PROBLEM DESCRIPTION:
Answer with a single number: how many lines in the listing below include "salary"?

THE RECORDS:
* * * * *
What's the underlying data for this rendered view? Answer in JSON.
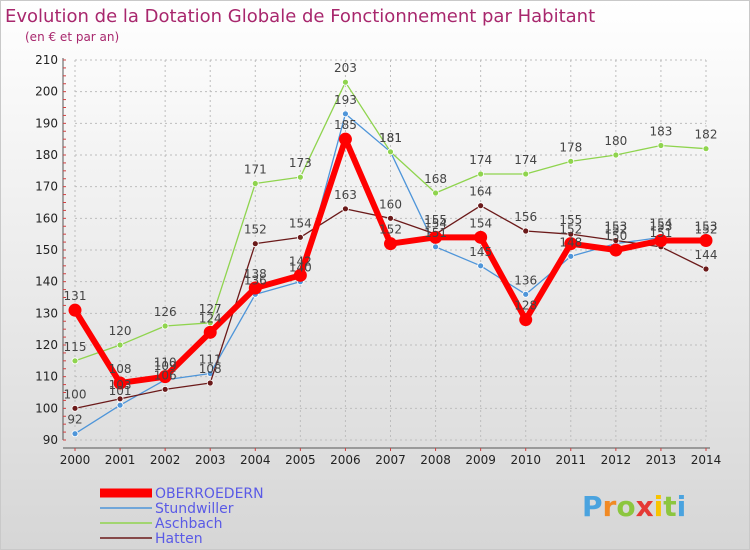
{
  "chart_data": {
    "type": "line",
    "title": "Evolution de la Dotation Globale de Fonctionnement par Habitant",
    "subtitle": "(en € et par an)",
    "x": [
      "2000",
      "2001",
      "2002",
      "2003",
      "2004",
      "2005",
      "2006",
      "2007",
      "2008",
      "2009",
      "2010",
      "2011",
      "2012",
      "2013",
      "2014"
    ],
    "ylim": [
      90,
      210
    ],
    "yticks": [
      "90",
      "100",
      "110",
      "120",
      "130",
      "140",
      "150",
      "160",
      "170",
      "180",
      "190",
      "200",
      "210"
    ],
    "series": [
      {
        "name": "OBERROEDERN",
        "color": "#ff0000",
        "values": [
          131,
          108,
          110,
          124,
          138,
          142,
          185,
          152,
          154,
          154,
          128,
          152,
          150,
          153,
          153
        ],
        "labels": [
          "131",
          "108",
          "110",
          "124",
          "138",
          "142",
          "185",
          "152",
          "154",
          "154",
          "128",
          "152",
          "150",
          "153",
          "153"
        ]
      },
      {
        "name": "Stundwiller",
        "color": "#4e95d9",
        "values": [
          92,
          101,
          109,
          111,
          136,
          140,
          193,
          181,
          151,
          145,
          136,
          148,
          152,
          154,
          152
        ],
        "labels": [
          "92",
          "101",
          "109",
          "111",
          "136",
          "140",
          "193",
          "181",
          "151",
          "145",
          "136",
          "148",
          "152",
          "154",
          "152"
        ]
      },
      {
        "name": "Aschbach",
        "color": "#8fd44e",
        "values": [
          115,
          120,
          126,
          127,
          171,
          173,
          203,
          181,
          168,
          174,
          174,
          178,
          180,
          183,
          182
        ],
        "labels": [
          "115",
          "120",
          "126",
          "127",
          "171",
          "173",
          "203",
          "181",
          "168",
          "174",
          "174",
          "178",
          "180",
          "183",
          "182"
        ]
      },
      {
        "name": "Hatten",
        "color": "#6b1a1a",
        "values": [
          100,
          103,
          106,
          108,
          152,
          154,
          163,
          160,
          155,
          164,
          156,
          155,
          153,
          151,
          144
        ],
        "labels": [
          "100",
          "103",
          "106",
          "108",
          "152",
          "154",
          "163",
          "160",
          "155",
          "164",
          "156",
          "155",
          "153",
          "151",
          "144"
        ]
      }
    ]
  },
  "logo": {
    "text": "Proxiti"
  }
}
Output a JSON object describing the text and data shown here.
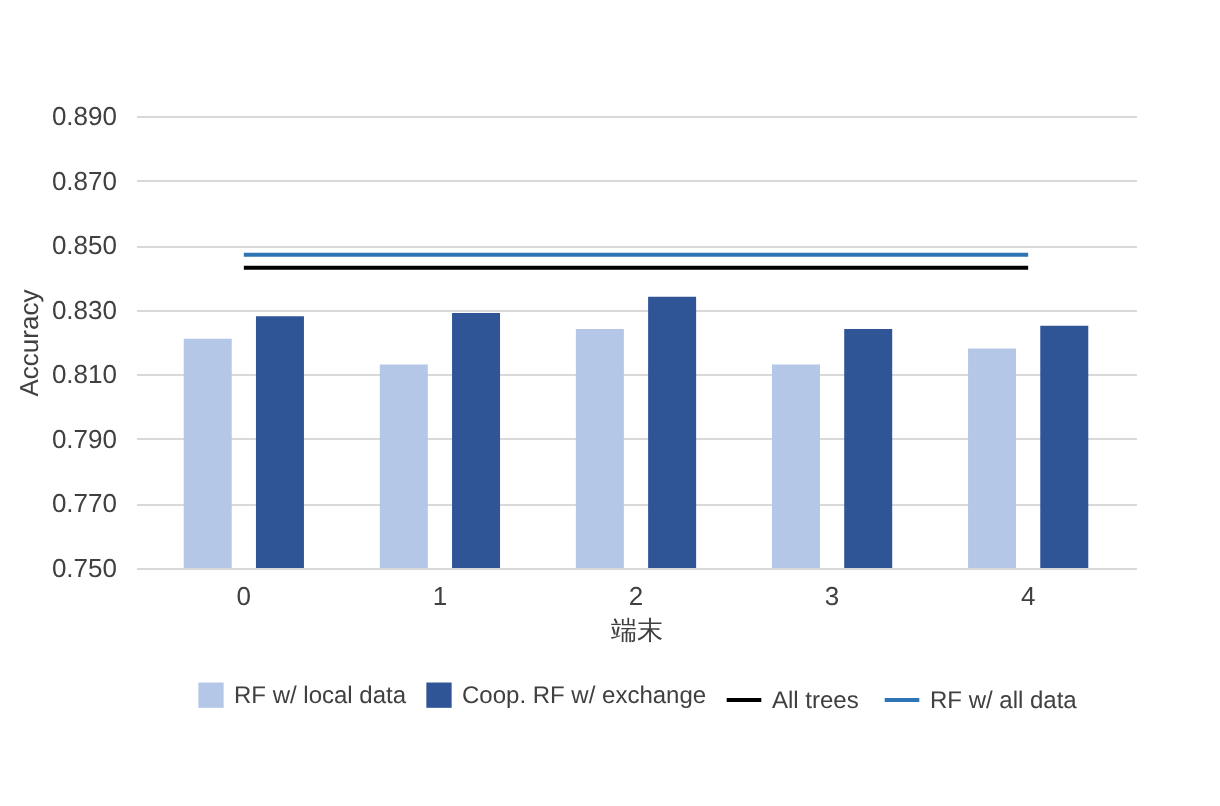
{
  "chart_data": {
    "type": "bar",
    "xlabel": "端末",
    "ylabel": "Accuracy",
    "categories": [
      "0",
      "1",
      "2",
      "3",
      "4"
    ],
    "series": [
      {
        "name": "RF w/ local data",
        "color": "#b4c7e7",
        "values": [
          0.821,
          0.813,
          0.824,
          0.813,
          0.818
        ]
      },
      {
        "name": "Coop. RF w/ exchange",
        "color": "#2f5597",
        "values": [
          0.828,
          0.829,
          0.834,
          0.824,
          0.825
        ]
      },
      {
        "name": "All trees",
        "type": "line",
        "color": "#000000",
        "values": [
          0.843,
          0.843,
          0.843,
          0.843,
          0.843
        ]
      },
      {
        "name": "RF w/ all data",
        "type": "line",
        "color": "#2e75b6",
        "values": [
          0.847,
          0.847,
          0.847,
          0.847,
          0.847
        ]
      }
    ],
    "ylim": [
      0.75,
      0.89
    ],
    "yticks": [
      {
        "value": 0.75,
        "label": "0.750"
      },
      {
        "value": 0.77,
        "label": "0.770"
      },
      {
        "value": 0.79,
        "label": "0.790"
      },
      {
        "value": 0.81,
        "label": "0.810"
      },
      {
        "value": 0.83,
        "label": "0.830"
      },
      {
        "value": 0.85,
        "label": "0.850"
      },
      {
        "value": 0.87,
        "label": "0.870"
      },
      {
        "value": 0.89,
        "label": "0.890"
      }
    ],
    "grid": "y",
    "legend": "bottom"
  }
}
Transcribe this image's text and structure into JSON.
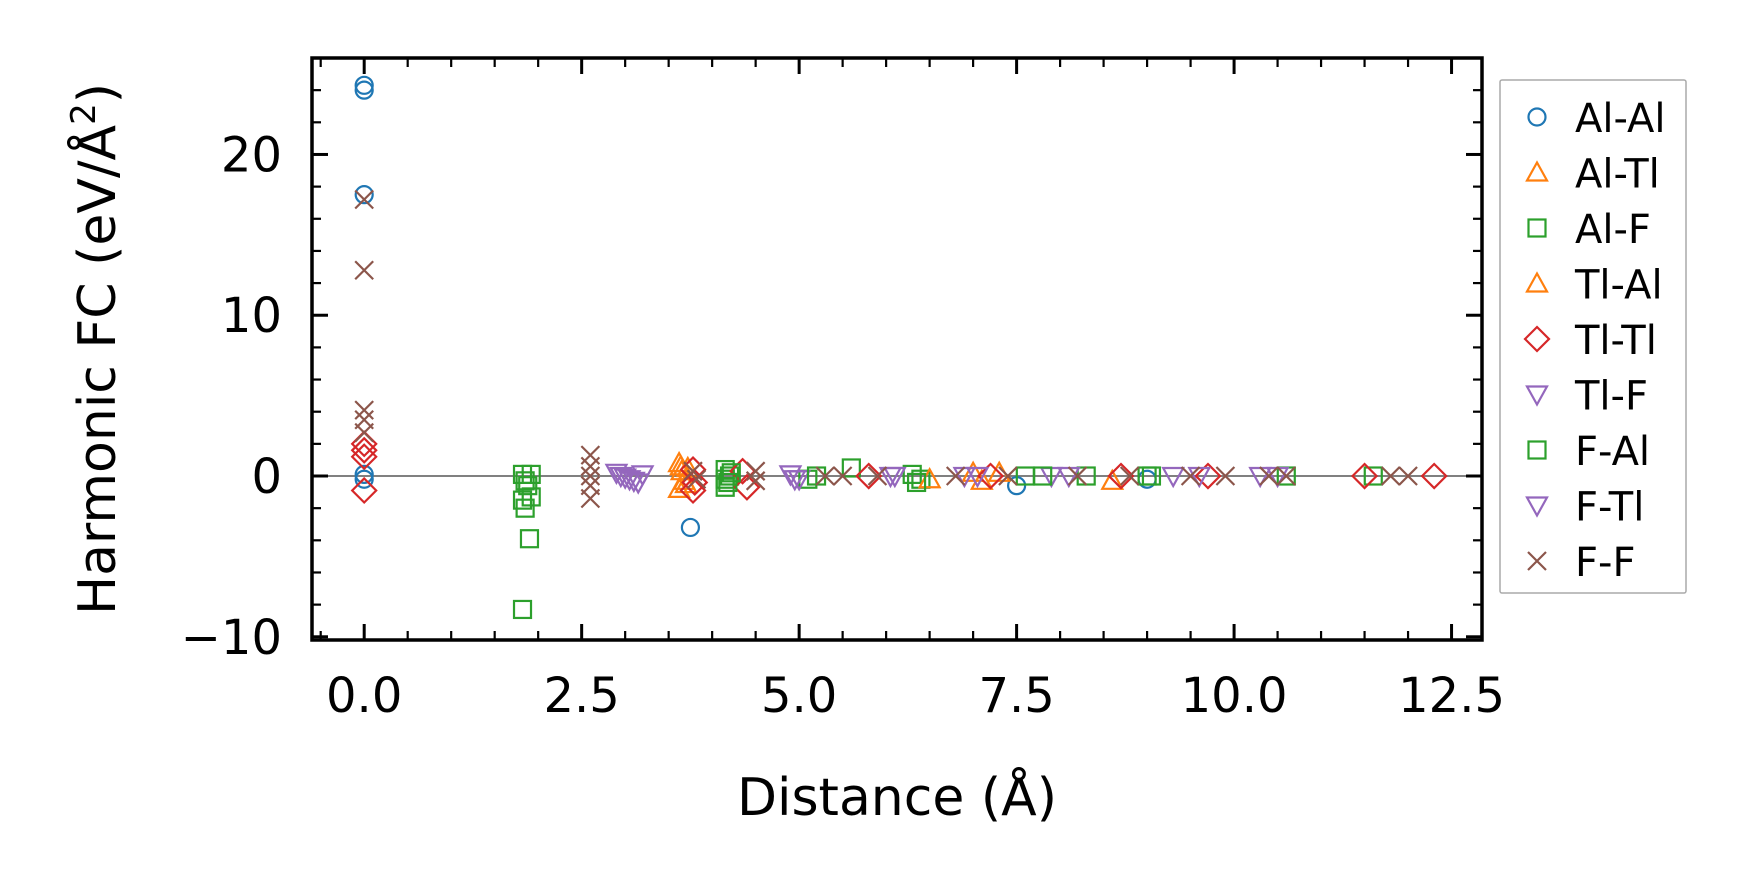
{
  "chart_data": {
    "type": "scatter",
    "title": "",
    "xlabel": "Distance (Å)",
    "ylabel_main": "Harmonic FC (eV/Å",
    "ylabel_sup": "2",
    "ylabel_close": ")",
    "xlim": [
      -0.6,
      12.85
    ],
    "ylim": [
      -10.2,
      26
    ],
    "xticks": [
      0.0,
      2.5,
      5.0,
      7.5,
      10.0,
      12.5
    ],
    "xtick_labels": [
      "0.0",
      "2.5",
      "5.0",
      "7.5",
      "10.0",
      "12.5"
    ],
    "yticks": [
      -10,
      0,
      10,
      20
    ],
    "ytick_labels": [
      "−10",
      "0",
      "10",
      "20"
    ],
    "zero_line": true,
    "legend_position": "outside-right",
    "series": [
      {
        "name": "Al-Al",
        "marker": "circle",
        "color": "#1f77b4",
        "fill": "none",
        "points": [
          [
            0.0,
            24.3
          ],
          [
            0.0,
            24.0
          ],
          [
            0.0,
            17.5
          ],
          [
            0.0,
            0.1
          ],
          [
            0.0,
            -0.2
          ],
          [
            3.75,
            -3.2
          ],
          [
            7.5,
            -0.6
          ],
          [
            9.0,
            -0.2
          ]
        ]
      },
      {
        "name": "Al-Tl",
        "marker": "triangle-up",
        "color": "#ff7f0e",
        "fill": "none",
        "points": [
          [
            3.62,
            0.8
          ],
          [
            3.65,
            0.3
          ],
          [
            3.68,
            -0.3
          ],
          [
            3.62,
            -0.8
          ],
          [
            3.72,
            0.5
          ],
          [
            7.1,
            -0.3
          ],
          [
            7.3,
            0.2
          ],
          [
            8.6,
            -0.3
          ]
        ]
      },
      {
        "name": "Al-F",
        "marker": "square",
        "color": "#2ca02c",
        "fill": "none",
        "points": [
          [
            1.82,
            0.1
          ],
          [
            1.82,
            -1.5
          ],
          [
            1.82,
            -8.3
          ],
          [
            1.88,
            -0.6
          ],
          [
            1.9,
            -3.9
          ],
          [
            1.92,
            0.1
          ],
          [
            1.92,
            -1.3
          ],
          [
            4.15,
            0.4
          ],
          [
            4.15,
            -0.2
          ],
          [
            4.15,
            -0.7
          ],
          [
            4.2,
            0.0
          ],
          [
            5.1,
            -0.2
          ],
          [
            5.6,
            0.5
          ],
          [
            6.3,
            0.1
          ],
          [
            6.4,
            -0.2
          ],
          [
            7.6,
            0.0
          ],
          [
            8.3,
            0.0
          ],
          [
            9.0,
            0.0
          ],
          [
            10.6,
            0.0
          ],
          [
            11.6,
            0.0
          ]
        ]
      },
      {
        "name": "Tl-Al",
        "marker": "triangle-up",
        "color": "#ff7f0e",
        "fill": "none",
        "points": [
          [
            3.64,
            0.6
          ],
          [
            3.7,
            -0.5
          ],
          [
            6.5,
            -0.2
          ],
          [
            7.0,
            0.2
          ]
        ]
      },
      {
        "name": "Tl-Tl",
        "marker": "diamond",
        "color": "#d62728",
        "fill": "none",
        "points": [
          [
            0.0,
            2.0
          ],
          [
            0.0,
            1.6
          ],
          [
            0.0,
            1.2
          ],
          [
            0.0,
            -0.9
          ],
          [
            3.78,
            0.4
          ],
          [
            3.8,
            -0.4
          ],
          [
            3.78,
            -0.9
          ],
          [
            4.35,
            0.3
          ],
          [
            4.4,
            -0.7
          ],
          [
            5.8,
            0.0
          ],
          [
            7.2,
            0.0
          ],
          [
            8.7,
            0.0
          ],
          [
            9.7,
            0.0
          ],
          [
            11.5,
            0.0
          ],
          [
            12.3,
            0.0
          ]
        ]
      },
      {
        "name": "Tl-F",
        "marker": "triangle-down",
        "color": "#9467bd",
        "fill": "none",
        "points": [
          [
            2.9,
            0.2
          ],
          [
            3.0,
            -0.1
          ],
          [
            3.1,
            -0.3
          ],
          [
            3.2,
            0.1
          ],
          [
            4.9,
            0.1
          ],
          [
            5.0,
            -0.2
          ],
          [
            6.1,
            0.0
          ],
          [
            6.9,
            0.0
          ],
          [
            7.9,
            0.0
          ],
          [
            9.3,
            0.0
          ],
          [
            10.3,
            0.0
          ]
        ]
      },
      {
        "name": "F-Al",
        "marker": "square",
        "color": "#2ca02c",
        "fill": "none",
        "points": [
          [
            1.85,
            -0.3
          ],
          [
            1.85,
            -2.0
          ],
          [
            4.18,
            -0.4
          ],
          [
            4.22,
            0.2
          ],
          [
            5.2,
            0.0
          ],
          [
            6.35,
            -0.4
          ],
          [
            7.8,
            0.0
          ],
          [
            9.05,
            0.0
          ]
        ]
      },
      {
        "name": "F-Tl",
        "marker": "triangle-down",
        "color": "#9467bd",
        "fill": "none",
        "points": [
          [
            2.95,
            0.0
          ],
          [
            3.05,
            -0.2
          ],
          [
            3.15,
            -0.4
          ],
          [
            4.95,
            -0.2
          ],
          [
            6.05,
            0.0
          ],
          [
            7.05,
            0.0
          ],
          [
            8.1,
            0.0
          ],
          [
            9.6,
            0.0
          ],
          [
            10.5,
            0.0
          ]
        ]
      },
      {
        "name": "F-F",
        "marker": "x",
        "color": "#8c564b",
        "fill": "none",
        "points": [
          [
            0.0,
            17.2
          ],
          [
            0.0,
            12.8
          ],
          [
            0.0,
            4.1
          ],
          [
            0.0,
            3.5
          ],
          [
            0.0,
            2.7
          ],
          [
            2.6,
            1.3
          ],
          [
            2.6,
            0.6
          ],
          [
            2.6,
            0.0
          ],
          [
            2.6,
            -0.6
          ],
          [
            2.6,
            -1.4
          ],
          [
            3.78,
            0.3
          ],
          [
            3.82,
            -0.2
          ],
          [
            4.5,
            0.3
          ],
          [
            4.5,
            -0.3
          ],
          [
            5.3,
            0.0
          ],
          [
            5.5,
            0.0
          ],
          [
            5.9,
            0.0
          ],
          [
            6.8,
            0.0
          ],
          [
            7.4,
            0.0
          ],
          [
            8.2,
            0.0
          ],
          [
            8.8,
            0.0
          ],
          [
            9.5,
            0.0
          ],
          [
            9.9,
            0.0
          ],
          [
            10.4,
            0.0
          ],
          [
            10.6,
            0.0
          ],
          [
            11.8,
            0.0
          ],
          [
            12.0,
            0.0
          ]
        ]
      }
    ]
  }
}
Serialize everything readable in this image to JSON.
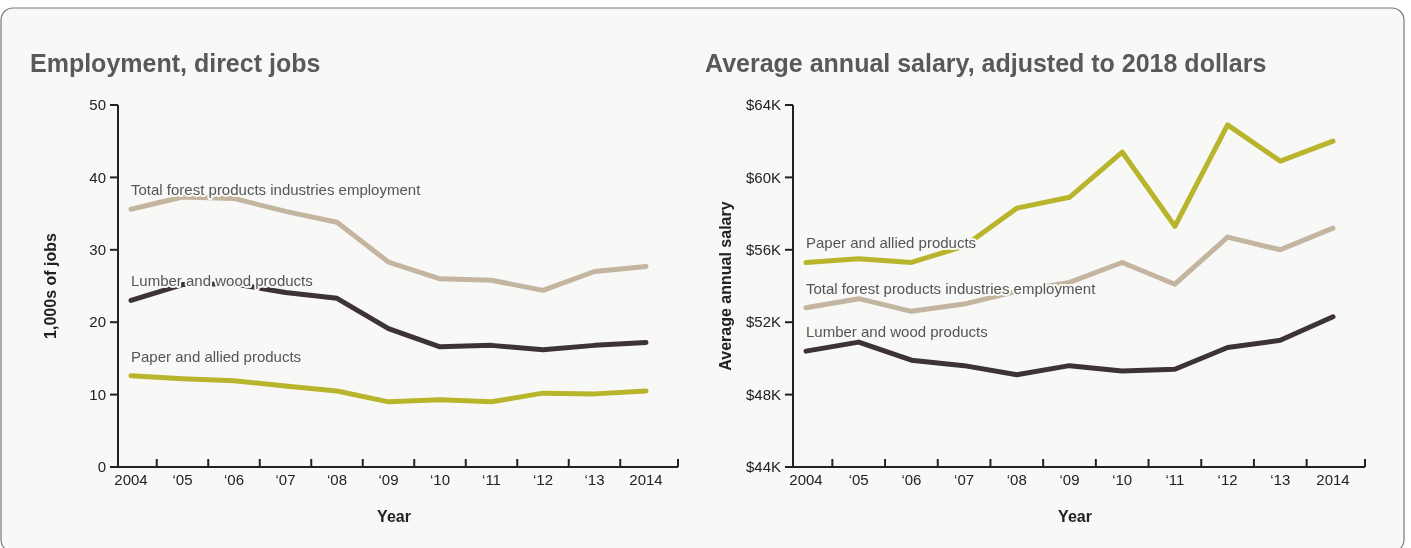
{
  "chart_data": [
    {
      "type": "line",
      "title": "Employment, direct jobs",
      "xlabel": "Year",
      "ylabel": "1,000s of jobs",
      "categories": [
        "2004",
        "‘05",
        "‘06",
        "‘07",
        "‘08",
        "‘09",
        "‘10",
        "‘11",
        "‘12",
        "‘13",
        "2014"
      ],
      "ylim": [
        0,
        50
      ],
      "yticks": [
        0,
        10,
        20,
        30,
        40,
        50
      ],
      "series": [
        {
          "name": "Total forest products industries employment",
          "color": "#c4b5a0",
          "values": [
            35.6,
            37.3,
            37.1,
            35.3,
            33.8,
            28.3,
            26.0,
            25.8,
            24.4,
            27.0,
            27.7
          ]
        },
        {
          "name": "Lumber and wood products",
          "color": "#3d3336",
          "values": [
            23.0,
            25.2,
            25.3,
            24.1,
            23.3,
            19.1,
            16.6,
            16.8,
            16.2,
            16.8,
            17.2
          ]
        },
        {
          "name": "Paper and allied products",
          "color": "#b8b52c",
          "values": [
            12.6,
            12.2,
            11.9,
            11.2,
            10.5,
            9.0,
            9.3,
            9.0,
            10.2,
            10.1,
            10.5
          ]
        }
      ]
    },
    {
      "type": "line",
      "title": "Average annual salary, adjusted to 2018 dollars",
      "xlabel": "Year",
      "ylabel": "Average annual salary",
      "categories": [
        "2004",
        "‘05",
        "‘06",
        "‘07",
        "‘08",
        "‘09",
        "‘10",
        "‘11",
        "‘12",
        "‘13",
        "2014"
      ],
      "ylim": [
        44,
        64
      ],
      "yticks": [
        {
          "value": 44,
          "label": "$44K"
        },
        {
          "value": 48,
          "label": "$48K"
        },
        {
          "value": 52,
          "label": "$52K"
        },
        {
          "value": 56,
          "label": "$56K"
        },
        {
          "value": 60,
          "label": "$60K"
        },
        {
          "value": 64,
          "label": "$64K"
        }
      ],
      "series": [
        {
          "name": "Paper and allied products",
          "color": "#b8b52c",
          "values": [
            55.3,
            55.5,
            55.3,
            56.2,
            58.3,
            58.9,
            61.4,
            57.3,
            62.9,
            60.9,
            62.0
          ]
        },
        {
          "name": "Total forest products industries employment",
          "color": "#c4b5a0",
          "values": [
            52.8,
            53.3,
            52.6,
            53.0,
            53.7,
            54.2,
            55.3,
            54.1,
            56.7,
            56.0,
            57.2
          ]
        },
        {
          "name": "Lumber and wood products",
          "color": "#3d3336",
          "values": [
            50.4,
            50.9,
            49.9,
            49.6,
            49.1,
            49.6,
            49.3,
            49.4,
            50.6,
            51.0,
            52.3
          ]
        }
      ]
    }
  ]
}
* * * * *
EXERCISE SOLUTION:
2